* begin Provided records *
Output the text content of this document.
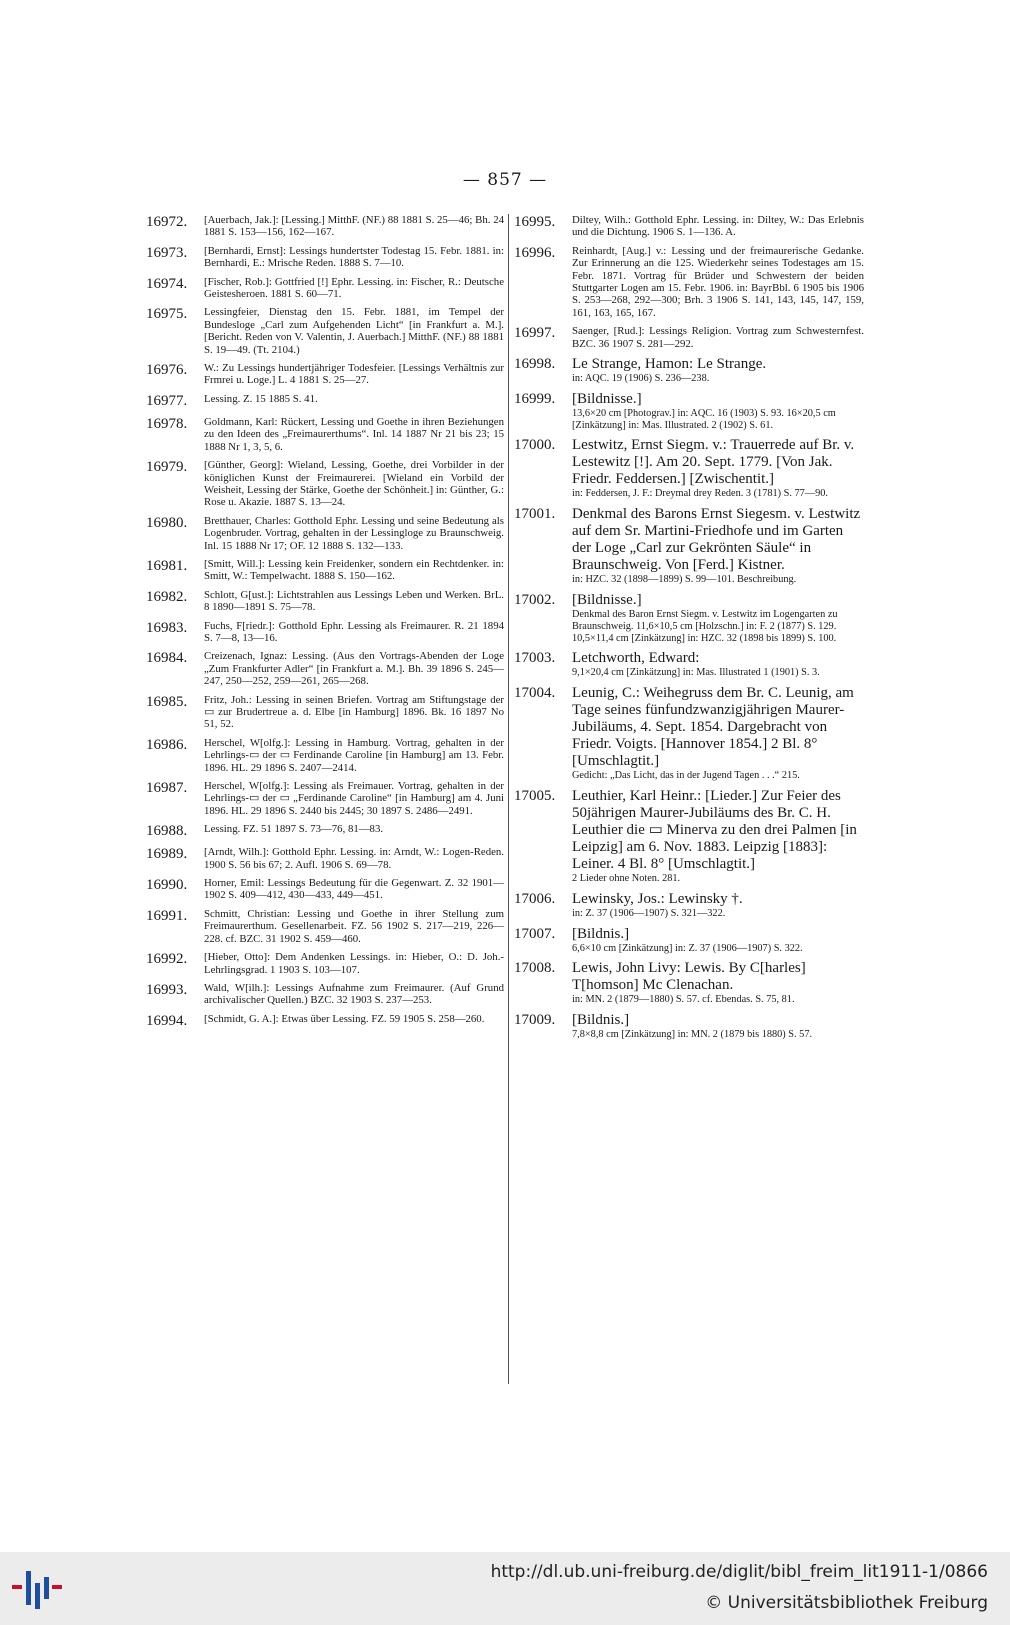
— 857 —
16972.	[Auerbach, Jak.]: [Lessing.] MitthF. (NF.) 88 1881 S. 25—46; Bh. 24 1881 S. 153—156, 162—167.
16973.	[Bernhardi, Ernst]: Lessings hundertster Todestag 15. Febr. 1881. in: Bernhardi, E.: Mrische Reden. 1888 S. 7—10.
16974.	[Fischer, Rob.]: Gottfried [!] Ephr. Lessing. in: Fischer, R.: Deutsche Geistesheroen. 1881 S. 60—71.
16975.	Lessingfeier, Dienstag den 15. Febr. 1881, im Tempel der Bundesloge „Carl zum Aufgehenden Licht“ [in Frankfurt a. M.]. [Bericht. Reden von V. Valentin, J. Auerbach.] MitthF. (NF.) 88 1881 S. 19—49. (Tt. 2104.)
16976.	W.: Zu Lessings hundertjähriger Todesfeier. [Lessings Verhältnis zur Frmrei u. Loge.] L. 4 1881 S. 25—27.
16977.	Lessing. Z. 15 1885 S. 41.
16978.	Goldmann, Karl: Rückert, Lessing und Goethe in ihren Beziehungen zu den Ideen des „Freimaurerthums“. Inl. 14 1887 Nr 21 bis 23; 15 1888 Nr 1, 3, 5, 6.
16979.	[Günther, Georg]: Wieland, Lessing, Goethe, drei Vorbilder in der königlichen Kunst der Freimaurerei. [Wieland ein Vorbild der Weisheit, Lessing der Stärke, Goethe der Schönheit.] in: Günther, G.: Rose u. Akazie. 1887 S. 13—24.
16980.	Bretthauer, Charles: Gotthold Ephr. Lessing und seine Bedeutung als Logenbruder. Vortrag, gehalten in der Lessingloge zu Braunschweig. Inl. 15 1888 Nr 17; OF. 12 1888 S. 132—133.
16981.	[Smitt, Will.]: Lessing kein Freidenker, sondern ein Rechtdenker. in: Smitt, W.: Tempelwacht. 1888 S. 150—162.
16982.	Schlott, G[ust.]: Lichtstrahlen aus Lessings Leben und Werken. BrL. 8 1890—1891 S. 75—78.
16983.	Fuchs, F[riedr.]: Gotthold Ephr. Lessing als Freimaurer. R. 21 1894 S. 7—8, 13—16.
16984.	Creizenach, Ignaz: Lessing. (Aus den Vortrags-Abenden der Loge „Zum Frankfurter Adler“ [in Frankfurt a. M.]. Bh. 39 1896 S. 245—247, 250—252, 259—261, 265—268.
16985.	Fritz, Joh.: Lessing in seinen Briefen. Vortrag am Stiftungstage der ▭ zur Brudertreue a. d. Elbe [in Hamburg] 1896. Bk. 16 1897 No 51, 52.
16986.	Herschel, W[olfg.]: Lessing in Hamburg. Vortrag, gehalten in der Lehrlings-▭ der ▭ Ferdinande Caroline [in Hamburg] am 13. Febr. 1896. HL. 29 1896 S. 2407—2414.
16987.	Herschel, W[olfg.]: Lessing als Freimauer. Vortrag, gehalten in der Lehrlings-▭ der ▭ „Ferdinande Caroline“ [in Hamburg] am 4. Juni 1896. HL. 29 1896 S. 2440 bis 2445; 30 1897 S. 2486—2491.
16988.	Lessing. FZ. 51 1897 S. 73—76, 81—83.
16989.	[Arndt, Wilh.]: Gotthold Ephr. Lessing. in: Arndt, W.: Logen-Reden. 1900 S. 56 bis 67; 2. Aufl. 1906 S. 69—78.
16990.	Horner, Emil: Lessings Bedeutung für die Gegenwart. Z. 32 1901—1902 S. 409—412, 430—433, 449—451.
16991.	Schmitt, Christian: Lessing und Goethe in ihrer Stellung zum Freimaurerthum. Gesellenarbeit. FZ. 56 1902 S. 217—219, 226—228. cf. BZC. 31 1902 S. 459—460.
16992.	[Hieber, Otto]: Dem Andenken Lessings. in: Hieber, O.: D. Joh.-Lehrlingsgrad. 1 1903 S. 103—107.
16993.	Wald, W[ilh.]: Lessings Aufnahme zum Freimaurer. (Auf Grund archivalischer Quellen.) BZC. 32 1903 S. 237—253.
16994.	[Schmidt, G. A.]: Etwas über Lessing. FZ. 59 1905 S. 258—260.
16995.	Diltey, Wilh.: Gotthold Ephr. Lessing. in: Diltey, W.: Das Erlebnis und die Dichtung. 1906 S. 1—136. A.
16996.	Reinhardt, [Aug.] v.: Lessing und der freimaurerische Gedanke. Zur Erinnerung an die 125. Wiederkehr seines Todestages am 15. Febr. 1871. Vortrag für Brüder und Schwestern der beiden Stuttgarter Logen am 15. Febr. 1906. in: BayrBbl. 6 1905 bis 1906 S. 253—268, 292—300; Brh. 3 1906 S. 141, 143, 145, 147, 159, 161, 163, 165, 167.
16997.	Saenger, [Rud.]: Lessings Religion. Vortrag zum Schwesternfest. BZC. 36 1907 S. 281—292.
16998.	Le Strange, Hamon: Le Strange.
in: AQC. 19 (1906) S. 236—238.
16999.	[Bildnisse.]
13,6×20 cm [Photograv.] in: AQC. 16 (1903) S. 93. 16×20,5 cm [Zinkätzung] in: Mas. Illustrated. 2 (1902) S. 61.
17000.	Lestwitz, Ernst Siegm. v.: Trauerrede auf Br. v. Lestewitz [!]. Am 20. Sept. 1779. [Von Jak. Friedr. Feddersen.] [Zwischentit.]
in: Feddersen, J. F.: Dreymal drey Reden. 3 (1781) S. 77—90.
17001.	Denkmal des Barons Ernst Siegesm. v. Lestwitz auf dem Sr. Martini-Friedhofe und im Garten der Loge „Carl zur Gekrönten Säule“ in Braunschweig. Von [Ferd.] Kistner.
in: HZC. 32 (1898—1899) S. 99—101. Beschreibung.
17002.	[Bildnisse.]
Denkmal des Baron Ernst Siegm. v. Lestwitz im Logengarten zu Braunschweig. 11,6×10,5 cm [Holzschn.] in: F. 2 (1877) S. 129. 10,5×11,4 cm [Zinkätzung] in: HZC. 32 (1898 bis 1899) S. 100.
17003.	Letchworth, Edward:
9,1×20,4 cm [Zinkätzung] in: Mas. Illustrated 1 (1901) S. 3.
17004.	Leunig, C.: Weihegruss dem Br. C. Leunig, am Tage seines fünfundzwanzigjährigen Maurer-Jubiläums, 4. Sept. 1854. Dargebracht von Friedr. Voigts. [Hannover 1854.] 2 Bl. 8° [Umschlagtit.]
Gedicht: „Das Licht, das in der Jugend Tagen . . .“ 215.
17005.	Leuthier, Karl Heinr.: [Lieder.] Zur Feier des 50jährigen Maurer-Jubiläums des Br. C. H. Leuthier die ▭ Minerva zu den drei Palmen [in Leipzig] am 6. Nov. 1883. Leipzig [1883]: Leiner. 4 Bl. 8° [Umschlagtit.]
2 Lieder ohne Noten. 281.
17006.	Lewinsky, Jos.: Lewinsky †.
in: Z. 37 (1906—1907) S. 321—322.
17007.	[Bildnis.]
6,6×10 cm [Zinkätzung] in: Z. 37 (1906—1907) S. 322.
17008.	Lewis, John Livy: Lewis. By C[harles] T[homson] Mc Clenachan.
in: MN. 2 (1879—1880) S. 57. cf. Ebendas. S. 75, 81.
17009.	[Bildnis.]
7,8×8,8 cm [Zinkätzung] in: MN. 2 (1879 bis 1880) S. 57.
http://dl.ub.uni-freiburg.de/diglit/bibl_freim_lit1911-1/0866
© Universitätsbibliothek Freiburg
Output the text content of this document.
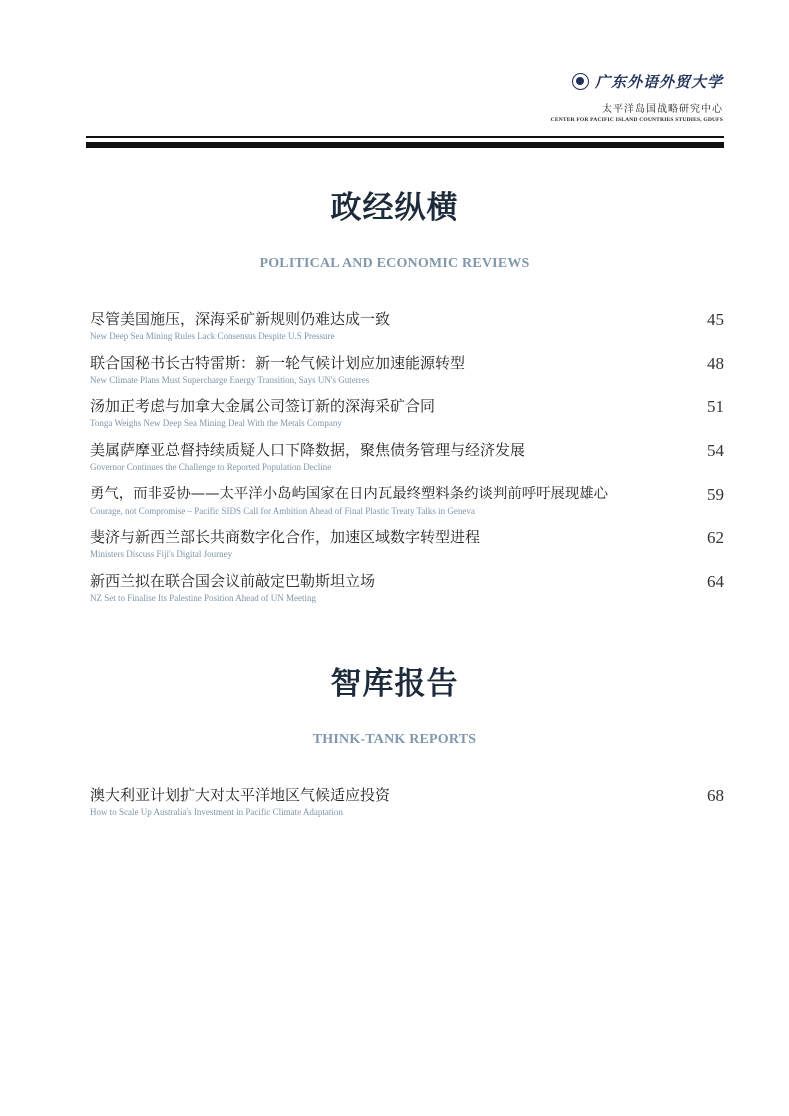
广东外语外贸大学
太平洋岛国战略研究中心
CENTER FOR PACIFIC ISLAND COUNTRIES STUDIES, GDUFS
政经纵横
POLITICAL AND ECONOMIC REVIEWS
尽管美国施压，深海采矿新规则仍难达成一致
New Deep Sea Mining Rules Lack Consensus Despite U.S Pressure
45
联合国秘书长古特雷斯：新一轮气候计划应加速能源转型
New Climate Plans Must Supercharge Energy Transition, Says UN's Guterres
48
汤加正考虑与加拿大金属公司签订新的深海采矿合同
Tonga Weighs New Deep Sea Mining Deal With the Metals Company
51
美属萨摩亚总督持续质疑人口下降数据，聚焦债务管理与经济发展
Governor Continues the Challenge to Reported Population Decline
54
勇气，而非妥协——太平洋小岛屿国家在日内瓦最终塑料条约谈判前呼吁展现雄心
Courage, not Compromise – Pacific SIDS Call for Ambition Ahead of Final Plastic Treaty Talks in Geneva
59
斐济与新西兰部长共商数字化合作，加速区域数字转型进程
Ministers Discuss Fiji's Digital Journey
62
新西兰拟在联合国会议前敲定巴勒斯坦立场
NZ Set to Finalise Its Palestine Position Ahead of UN Meeting
64
智库报告
THINK-TANK REPORTS
澳大利亚计划扩大对太平洋地区气候适应投资
How to Scale Up Australia's Investment in Pacific Climate Adaptation
68
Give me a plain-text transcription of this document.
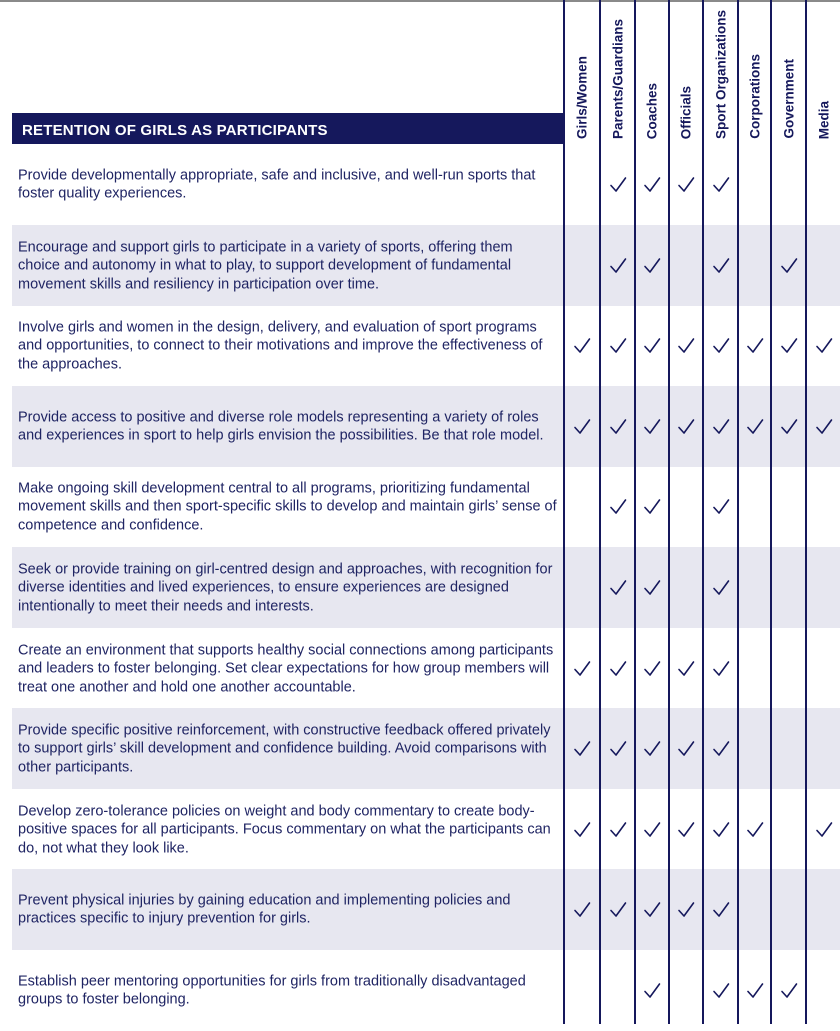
RETENTION OF GIRLS AS PARTICIPANTS	Girls/Women Parents/Guardians Coaches Officials Sport Organizations Corporations Government Media
Provide developmentally appropriate, safe and inclusive, and well-run sports that foster quality experiences.
Encourage and support girls to participate in a variety of sports, offering them choice and autonomy in what to play, to support development of fundamental movement skills and resiliency in participation over time.
Involve girls and women in the design, delivery, and evaluation of sport programs and opportunities, to connect to their motivations and improve the effectiveness of the approaches.
Provide access to positive and diverse role models representing a variety of roles and experiences in sport to help girls envision the possibilities. Be that role model.
Make ongoing skill development central to all programs, prioritizing fundamental movement skills and then sport-specific skills to develop and maintain girls’ sense of competence and confidence.
Seek or provide training on girl-centred design and approaches, with recognition for diverse identities and lived experiences, to ensure experiences are designed intentionally to meet their needs and interests.
Create an environment that supports healthy social connections among participants and leaders to foster belonging. Set clear expectations for how group members will treat one another and hold one another accountable.
Provide specific positive reinforcement, with constructive feedback offered privately to support girls’ skill development and confidence building. Avoid comparisons with other participants.
Develop zero-tolerance policies on weight and body commentary to create body-positive spaces for all participants. Focus commentary on what the participants can do, not what they look like.
Prevent physical injuries by gaining education and implementing policies and practices specific to injury prevention for girls.
Establish peer mentoring opportunities for girls from traditionally disadvantaged groups to foster belonging.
* end Provided records *
— What is needed —
Using the listing above, return all lines where the word "that" occurs.

— Answer in full —
Provide developmentally appropriate, safe and inclusive, and well-run sports that foster quality experiences.
Provide access to positive and diverse role models representing a variety of roles and experiences in sport to help girls envision the possibilities. Be that role model.
Create an environment that supports healthy social connections among participants and leaders to foster belonging. Set clear expectations for how group members will treat one another and hold one another accountable.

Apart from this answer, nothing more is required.